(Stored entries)
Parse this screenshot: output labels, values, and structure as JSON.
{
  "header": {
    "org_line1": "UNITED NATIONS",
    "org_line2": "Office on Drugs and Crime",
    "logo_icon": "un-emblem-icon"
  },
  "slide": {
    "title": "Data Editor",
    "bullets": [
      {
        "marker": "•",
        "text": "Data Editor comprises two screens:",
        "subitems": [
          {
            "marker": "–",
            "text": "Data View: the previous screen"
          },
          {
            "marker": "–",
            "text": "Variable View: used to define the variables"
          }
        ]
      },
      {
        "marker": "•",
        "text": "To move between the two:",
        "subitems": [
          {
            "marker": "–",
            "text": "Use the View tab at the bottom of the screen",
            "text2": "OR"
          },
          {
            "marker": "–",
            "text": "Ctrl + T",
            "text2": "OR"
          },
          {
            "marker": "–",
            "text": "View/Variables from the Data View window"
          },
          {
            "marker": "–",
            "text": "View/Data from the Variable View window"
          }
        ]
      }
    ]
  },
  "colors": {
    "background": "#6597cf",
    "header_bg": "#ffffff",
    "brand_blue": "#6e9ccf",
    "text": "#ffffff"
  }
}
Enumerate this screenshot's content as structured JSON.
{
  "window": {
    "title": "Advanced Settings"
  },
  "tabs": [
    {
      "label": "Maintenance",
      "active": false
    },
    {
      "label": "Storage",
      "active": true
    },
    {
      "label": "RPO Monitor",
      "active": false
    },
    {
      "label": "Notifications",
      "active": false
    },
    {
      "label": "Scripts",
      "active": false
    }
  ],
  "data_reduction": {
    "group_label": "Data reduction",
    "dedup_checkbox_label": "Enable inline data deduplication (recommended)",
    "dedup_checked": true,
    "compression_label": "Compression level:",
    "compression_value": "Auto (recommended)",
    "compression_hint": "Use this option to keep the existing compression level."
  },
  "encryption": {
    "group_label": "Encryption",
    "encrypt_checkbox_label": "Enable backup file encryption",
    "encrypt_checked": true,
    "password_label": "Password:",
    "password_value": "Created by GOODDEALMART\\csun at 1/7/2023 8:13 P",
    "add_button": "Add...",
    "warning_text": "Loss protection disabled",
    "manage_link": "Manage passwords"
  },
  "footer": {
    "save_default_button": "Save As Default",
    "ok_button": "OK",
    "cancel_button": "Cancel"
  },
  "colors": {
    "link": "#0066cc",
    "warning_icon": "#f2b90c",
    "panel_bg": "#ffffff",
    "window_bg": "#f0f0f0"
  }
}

● Goal
Every entry above should be retyped exactly as shown.

● Solution for this problem
Parse this screenshot: output labels, values, and structure as JSON.
{
  "header": {
    "org_line1": "UNITED NATIONS",
    "org_line2": "Office on Drugs and Crime",
    "logo_icon": "un-emblem-icon"
  },
  "slide": {
    "title": "Data Editor",
    "bullets": [
      {
        "marker": "•",
        "text": "Data Editor comprises two screens:",
        "subitems": [
          {
            "marker": "–",
            "text": "Data View: the previous screen"
          },
          {
            "marker": "–",
            "text": "Variable View: used to define the variables"
          }
        ]
      },
      {
        "marker": "•",
        "text": "To move between the two:",
        "subitems": [
          {
            "marker": "–",
            "text": "Use the View tab at the bottom of the screen",
            "text2": "OR"
          },
          {
            "marker": "–",
            "text": "Ctrl + T",
            "text2": "OR"
          },
          {
            "marker": "–",
            "text": "View/Variables from the Data View window"
          },
          {
            "marker": "–",
            "text": "View/Data from the Variable View window"
          }
        ]
      }
    ]
  },
  "colors": {
    "background": "#6597cf",
    "header_bg": "#ffffff",
    "brand_blue": "#6e9ccf",
    "text": "#ffffff"
  }
}
Enumerate this screenshot's content as structured JSON.
{
  "window": {
    "title": "Advanced Settings"
  },
  "tabs": [
    {
      "label": "Maintenance",
      "active": false
    },
    {
      "label": "Storage",
      "active": true
    },
    {
      "label": "RPO Monitor",
      "active": false
    },
    {
      "label": "Notifications",
      "active": false
    },
    {
      "label": "Scripts",
      "active": false
    }
  ],
  "data_reduction": {
    "group_label": "Data reduction",
    "dedup_checkbox_label": "Enable inline data deduplication (recommended)",
    "dedup_checked": true,
    "compression_label": "Compression level:",
    "compression_value": "Auto (recommended)",
    "compression_hint": "Use this option to keep the existing compression level."
  },
  "encryption": {
    "group_label": "Encryption",
    "encrypt_checkbox_label": "Enable backup file encryption",
    "encrypt_checked": true,
    "password_label": "Password:",
    "password_value": "Created by GOODDEALMART\\csun at 1/7/2023 8:13 P",
    "add_button": "Add...",
    "warning_text": "Loss protection disabled",
    "manage_link": "Manage passwords"
  },
  "footer": {
    "save_default_button": "Save As Default",
    "ok_button": "OK",
    "cancel_button": "Cancel"
  },
  "colors": {
    "link": "#0066cc",
    "warning_icon": "#f2b90c",
    "panel_bg": "#ffffff",
    "window_bg": "#f0f0f0"
  }
}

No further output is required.